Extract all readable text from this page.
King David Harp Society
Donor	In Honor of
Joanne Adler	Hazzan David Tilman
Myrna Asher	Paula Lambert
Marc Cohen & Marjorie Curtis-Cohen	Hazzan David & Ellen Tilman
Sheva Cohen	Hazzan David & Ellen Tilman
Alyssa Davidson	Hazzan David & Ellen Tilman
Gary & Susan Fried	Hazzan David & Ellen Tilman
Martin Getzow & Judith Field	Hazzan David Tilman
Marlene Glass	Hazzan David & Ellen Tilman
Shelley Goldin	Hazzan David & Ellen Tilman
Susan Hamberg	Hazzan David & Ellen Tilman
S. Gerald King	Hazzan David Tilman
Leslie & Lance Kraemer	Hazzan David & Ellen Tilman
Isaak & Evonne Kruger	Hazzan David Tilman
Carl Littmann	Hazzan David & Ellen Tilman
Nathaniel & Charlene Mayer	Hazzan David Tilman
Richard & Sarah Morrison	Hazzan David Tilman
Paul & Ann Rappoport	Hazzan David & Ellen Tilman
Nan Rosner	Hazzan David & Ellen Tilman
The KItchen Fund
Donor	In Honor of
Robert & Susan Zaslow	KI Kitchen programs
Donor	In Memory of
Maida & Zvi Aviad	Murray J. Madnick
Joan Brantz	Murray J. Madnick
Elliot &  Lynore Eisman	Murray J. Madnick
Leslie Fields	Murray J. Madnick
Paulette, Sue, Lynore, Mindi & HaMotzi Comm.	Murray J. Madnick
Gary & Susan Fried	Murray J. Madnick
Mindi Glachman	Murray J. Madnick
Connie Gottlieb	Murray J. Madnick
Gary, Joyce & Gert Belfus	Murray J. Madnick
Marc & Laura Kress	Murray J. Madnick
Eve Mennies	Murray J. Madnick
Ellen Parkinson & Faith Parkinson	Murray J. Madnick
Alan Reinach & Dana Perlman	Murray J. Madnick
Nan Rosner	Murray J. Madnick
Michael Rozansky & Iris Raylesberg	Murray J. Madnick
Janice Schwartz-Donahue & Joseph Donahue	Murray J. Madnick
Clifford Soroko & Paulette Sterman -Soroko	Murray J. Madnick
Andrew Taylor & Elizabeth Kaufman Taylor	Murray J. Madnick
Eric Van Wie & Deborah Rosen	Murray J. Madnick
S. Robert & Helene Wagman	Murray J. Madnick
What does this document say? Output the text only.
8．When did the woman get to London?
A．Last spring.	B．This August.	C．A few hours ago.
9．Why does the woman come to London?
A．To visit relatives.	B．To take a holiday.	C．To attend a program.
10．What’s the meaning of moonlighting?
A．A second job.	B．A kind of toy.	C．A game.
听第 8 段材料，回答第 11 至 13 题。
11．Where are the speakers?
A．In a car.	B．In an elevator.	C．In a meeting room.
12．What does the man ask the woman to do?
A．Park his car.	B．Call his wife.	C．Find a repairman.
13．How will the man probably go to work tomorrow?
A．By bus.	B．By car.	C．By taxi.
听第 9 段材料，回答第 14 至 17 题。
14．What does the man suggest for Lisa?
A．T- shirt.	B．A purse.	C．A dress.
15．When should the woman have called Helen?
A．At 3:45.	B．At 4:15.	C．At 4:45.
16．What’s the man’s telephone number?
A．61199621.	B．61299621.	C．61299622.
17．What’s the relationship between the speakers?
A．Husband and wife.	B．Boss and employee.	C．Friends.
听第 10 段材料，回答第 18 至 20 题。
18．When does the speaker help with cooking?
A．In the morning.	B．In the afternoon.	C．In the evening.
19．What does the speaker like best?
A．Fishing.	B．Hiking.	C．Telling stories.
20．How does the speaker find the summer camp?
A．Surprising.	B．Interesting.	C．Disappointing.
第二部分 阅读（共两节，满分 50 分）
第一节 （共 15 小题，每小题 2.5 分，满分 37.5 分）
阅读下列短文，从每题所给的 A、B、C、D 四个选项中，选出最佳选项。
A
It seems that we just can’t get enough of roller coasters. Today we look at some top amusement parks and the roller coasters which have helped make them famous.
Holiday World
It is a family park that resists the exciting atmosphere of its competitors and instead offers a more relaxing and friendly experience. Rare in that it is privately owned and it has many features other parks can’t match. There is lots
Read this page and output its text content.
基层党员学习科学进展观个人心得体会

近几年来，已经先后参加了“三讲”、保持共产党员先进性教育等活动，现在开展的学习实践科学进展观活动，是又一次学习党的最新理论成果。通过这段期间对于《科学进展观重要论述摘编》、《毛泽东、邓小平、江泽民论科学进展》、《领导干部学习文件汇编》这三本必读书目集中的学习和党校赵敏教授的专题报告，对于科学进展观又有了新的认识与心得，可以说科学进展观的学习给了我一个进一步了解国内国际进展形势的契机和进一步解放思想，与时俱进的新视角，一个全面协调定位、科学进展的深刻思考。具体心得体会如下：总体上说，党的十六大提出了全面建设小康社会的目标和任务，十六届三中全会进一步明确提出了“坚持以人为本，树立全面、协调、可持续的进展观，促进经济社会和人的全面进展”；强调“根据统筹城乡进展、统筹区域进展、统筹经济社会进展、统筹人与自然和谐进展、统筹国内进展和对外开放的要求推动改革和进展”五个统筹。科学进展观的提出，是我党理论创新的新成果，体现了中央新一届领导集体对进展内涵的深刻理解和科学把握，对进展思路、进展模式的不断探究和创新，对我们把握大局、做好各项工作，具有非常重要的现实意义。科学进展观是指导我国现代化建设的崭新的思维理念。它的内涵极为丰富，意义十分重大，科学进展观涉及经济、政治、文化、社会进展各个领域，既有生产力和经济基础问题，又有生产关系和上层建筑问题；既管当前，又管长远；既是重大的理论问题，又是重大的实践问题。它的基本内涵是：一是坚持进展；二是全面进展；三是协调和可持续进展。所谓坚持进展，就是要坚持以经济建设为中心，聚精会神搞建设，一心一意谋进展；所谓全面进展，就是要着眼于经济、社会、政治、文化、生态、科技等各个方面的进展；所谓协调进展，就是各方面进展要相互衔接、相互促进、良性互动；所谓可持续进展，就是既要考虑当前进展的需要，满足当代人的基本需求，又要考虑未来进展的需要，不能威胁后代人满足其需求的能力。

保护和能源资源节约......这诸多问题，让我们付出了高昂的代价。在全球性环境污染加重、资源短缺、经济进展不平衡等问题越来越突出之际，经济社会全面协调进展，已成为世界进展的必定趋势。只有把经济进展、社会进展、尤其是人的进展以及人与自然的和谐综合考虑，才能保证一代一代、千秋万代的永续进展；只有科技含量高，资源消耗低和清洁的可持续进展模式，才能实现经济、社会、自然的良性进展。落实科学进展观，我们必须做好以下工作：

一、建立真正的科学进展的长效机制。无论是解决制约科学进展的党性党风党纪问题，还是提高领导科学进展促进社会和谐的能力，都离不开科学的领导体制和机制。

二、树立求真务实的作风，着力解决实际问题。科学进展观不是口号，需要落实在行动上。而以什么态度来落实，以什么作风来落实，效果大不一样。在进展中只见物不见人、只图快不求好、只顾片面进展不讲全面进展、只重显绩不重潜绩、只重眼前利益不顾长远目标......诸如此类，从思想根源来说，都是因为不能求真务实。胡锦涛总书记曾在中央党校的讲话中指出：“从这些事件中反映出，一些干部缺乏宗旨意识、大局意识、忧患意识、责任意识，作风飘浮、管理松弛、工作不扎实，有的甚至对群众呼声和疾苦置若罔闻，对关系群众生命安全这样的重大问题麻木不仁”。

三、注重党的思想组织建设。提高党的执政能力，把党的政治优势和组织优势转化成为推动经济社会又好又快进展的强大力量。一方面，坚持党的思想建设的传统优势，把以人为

- **Your task**
Reproduce each record exactly as it appears.

- **Solution for this task**
Extract all readable text from this page.
King David Harp Society
Donor	In Honor of
Joanne Adler	Hazzan David Tilman
Myrna Asher	Paula Lambert
Marc Cohen & Marjorie Curtis-Cohen	Hazzan David & Ellen Tilman
Sheva Cohen	Hazzan David & Ellen Tilman
Alyssa Davidson	Hazzan David & Ellen Tilman
Gary & Susan Fried	Hazzan David & Ellen Tilman
Martin Getzow & Judith Field	Hazzan David Tilman
Marlene Glass	Hazzan David & Ellen Tilman
Shelley Goldin	Hazzan David & Ellen Tilman
Susan Hamberg	Hazzan David & Ellen Tilman
S. Gerald King	Hazzan David Tilman
Leslie & Lance Kraemer	Hazzan David & Ellen Tilman
Isaak & Evonne Kruger	Hazzan David Tilman
Carl Littmann	Hazzan David & Ellen Tilman
Nathaniel & Charlene Mayer	Hazzan David Tilman
Richard & Sarah Morrison	Hazzan David Tilman
Paul & Ann Rappoport	Hazzan David & Ellen Tilman
Nan Rosner	Hazzan David & Ellen Tilman
The KItchen Fund
Donor	In Honor of
Robert & Susan Zaslow	KI Kitchen programs
Donor	In Memory of
Maida & Zvi Aviad	Murray J. Madnick
Joan Brantz	Murray J. Madnick
Elliot &  Lynore Eisman	Murray J. Madnick
Leslie Fields	Murray J. Madnick
Paulette, Sue, Lynore, Mindi & HaMotzi Comm.	Murray J. Madnick
Gary & Susan Fried	Murray J. Madnick
Mindi Glachman	Murray J. Madnick
Connie Gottlieb	Murray J. Madnick
Gary, Joyce & Gert Belfus	Murray J. Madnick
Marc & Laura Kress	Murray J. Madnick
Eve Mennies	Murray J. Madnick
Ellen Parkinson & Faith Parkinson	Murray J. Madnick
Alan Reinach & Dana Perlman	Murray J. Madnick
Nan Rosner	Murray J. Madnick
Michael Rozansky & Iris Raylesberg	Murray J. Madnick
Janice Schwartz-Donahue & Joseph Donahue	Murray J. Madnick
Clifford Soroko & Paulette Sterman -Soroko	Murray J. Madnick
Andrew Taylor & Elizabeth Kaufman Taylor	Murray J. Madnick
Eric Van Wie & Deborah Rosen	Murray J. Madnick
S. Robert & Helene Wagman	Murray J. Madnick
What does this document say? Output the text only.
8．When did the woman get to London?
A．Last spring.	B．This August.	C．A few hours ago.
9．Why does the woman come to London?
A．To visit relatives.	B．To take a holiday.	C．To attend a program.
10．What’s the meaning of moonlighting?
A．A second job.	B．A kind of toy.	C．A game.
听第 8 段材料，回答第 11 至 13 题。
11．Where are the speakers?
A．In a car.	B．In an elevator.	C．In a meeting room.
12．What does the man ask the woman to do?
A．Park his car.	B．Call his wife.	C．Find a repairman.
13．How will the man probably go to work tomorrow?
A．By bus.	B．By car.	C．By taxi.
听第 9 段材料，回答第 14 至 17 题。
14．What does the man suggest for Lisa?
A．T- shirt.	B．A purse.	C．A dress.
15．When should the woman have called Helen?
A．At 3:45.	B．At 4:15.	C．At 4:45.
16．What’s the man’s telephone number?
A．61199621.	B．61299621.	C．61299622.
17．What’s the relationship between the speakers?
A．Husband and wife.	B．Boss and employee.	C．Friends.
听第 10 段材料，回答第 18 至 20 题。
18．When does the speaker help with cooking?
A．In the morning.	B．In the afternoon.	C．In the evening.
19．What does the speaker like best?
A．Fishing.	B．Hiking.	C．Telling stories.
20．How does the speaker find the summer camp?
A．Surprising.	B．Interesting.	C．Disappointing.
第二部分 阅读（共两节，满分 50 分）
第一节 （共 15 小题，每小题 2.5 分，满分 37.5 分）
阅读下列短文，从每题所给的 A、B、C、D 四个选项中，选出最佳选项。
A
It seems that we just can’t get enough of roller coasters. Today we look at some top amusement parks and the roller coasters which have helped make them famous.
Holiday World
It is a family park that resists the exciting atmosphere of its competitors and instead offers a more relaxing and friendly experience. Rare in that it is privately owned and it has many features other parks can’t match. There is lots
Read this page and output its text content.
基层党员学习科学进展观个人心得体会

近几年来，已经先后参加了“三讲”、保持共产党员先进性教育等活动，现在开展的学习实践科学进展观活动，是又一次学习党的最新理论成果。通过这段期间对于《科学进展观重要论述摘编》、《毛泽东、邓小平、江泽民论科学进展》、《领导干部学习文件汇编》这三本必读书目集中的学习和党校赵敏教授的专题报告，对于科学进展观又有了新的认识与心得，可以说科学进展观的学习给了我一个进一步了解国内国际进展形势的契机和进一步解放思想，与时俱进的新视角，一个全面协调定位、科学进展的深刻思考。具体心得体会如下：总体上说，党的十六大提出了全面建设小康社会的目标和任务，十六届三中全会进一步明确提出了“坚持以人为本，树立全面、协调、可持续的进展观，促进经济社会和人的全面进展”；强调“根据统筹城乡进展、统筹区域进展、统筹经济社会进展、统筹人与自然和谐进展、统筹国内进展和对外开放的要求推动改革和进展”五个统筹。科学进展观的提出，是我党理论创新的新成果，体现了中央新一届领导集体对进展内涵的深刻理解和科学把握，对进展思路、进展模式的不断探究和创新，对我们把握大局、做好各项工作，具有非常重要的现实意义。科学进展观是指导我国现代化建设的崭新的思维理念。它的内涵极为丰富，意义十分重大，科学进展观涉及经济、政治、文化、社会进展各个领域，既有生产力和经济基础问题，又有生产关系和上层建筑问题；既管当前，又管长远；既是重大的理论问题，又是重大的实践问题。它的基本内涵是：一是坚持进展；二是全面进展；三是协调和可持续进展。所谓坚持进展，就是要坚持以经济建设为中心，聚精会神搞建设，一心一意谋进展；所谓全面进展，就是要着眼于经济、社会、政治、文化、生态、科技等各个方面的进展；所谓协调进展，就是各方面进展要相互衔接、相互促进、良性互动；所谓可持续进展，就是既要考虑当前进展的需要，满足当代人的基本需求，又要考虑未来进展的需要，不能威胁后代人满足其需求的能力。

保护和能源资源节约......这诸多问题，让我们付出了高昂的代价。在全球性环境污染加重、资源短缺、经济进展不平衡等问题越来越突出之际，经济社会全面协调进展，已成为世界进展的必定趋势。只有把经济进展、社会进展、尤其是人的进展以及人与自然的和谐综合考虑，才能保证一代一代、千秋万代的永续进展；只有科技含量高，资源消耗低和清洁的可持续进展模式，才能实现经济、社会、自然的良性进展。落实科学进展观，我们必须做好以下工作：

一、建立真正的科学进展的长效机制。无论是解决制约科学进展的党性党风党纪问题，还是提高领导科学进展促进社会和谐的能力，都离不开科学的领导体制和机制。

二、树立求真务实的作风，着力解决实际问题。科学进展观不是口号，需要落实在行动上。而以什么态度来落实，以什么作风来落实，效果大不一样。在进展中只见物不见人、只图快不求好、只顾片面进展不讲全面进展、只重显绩不重潜绩、只重眼前利益不顾长远目标......诸如此类，从思想根源来说，都是因为不能求真务实。胡锦涛总书记曾在中央党校的讲话中指出：“从这些事件中反映出，一些干部缺乏宗旨意识、大局意识、忧患意识、责任意识，作风飘浮、管理松弛、工作不扎实，有的甚至对群众呼声和疾苦置若罔闻，对关系群众生命安全这样的重大问题麻木不仁”。

三、注重党的思想组织建设。提高党的执政能力，把党的政治优势和组织优势转化成为推动经济社会又好又快进展的强大力量。一方面，坚持党的思想建设的传统优势，把以人为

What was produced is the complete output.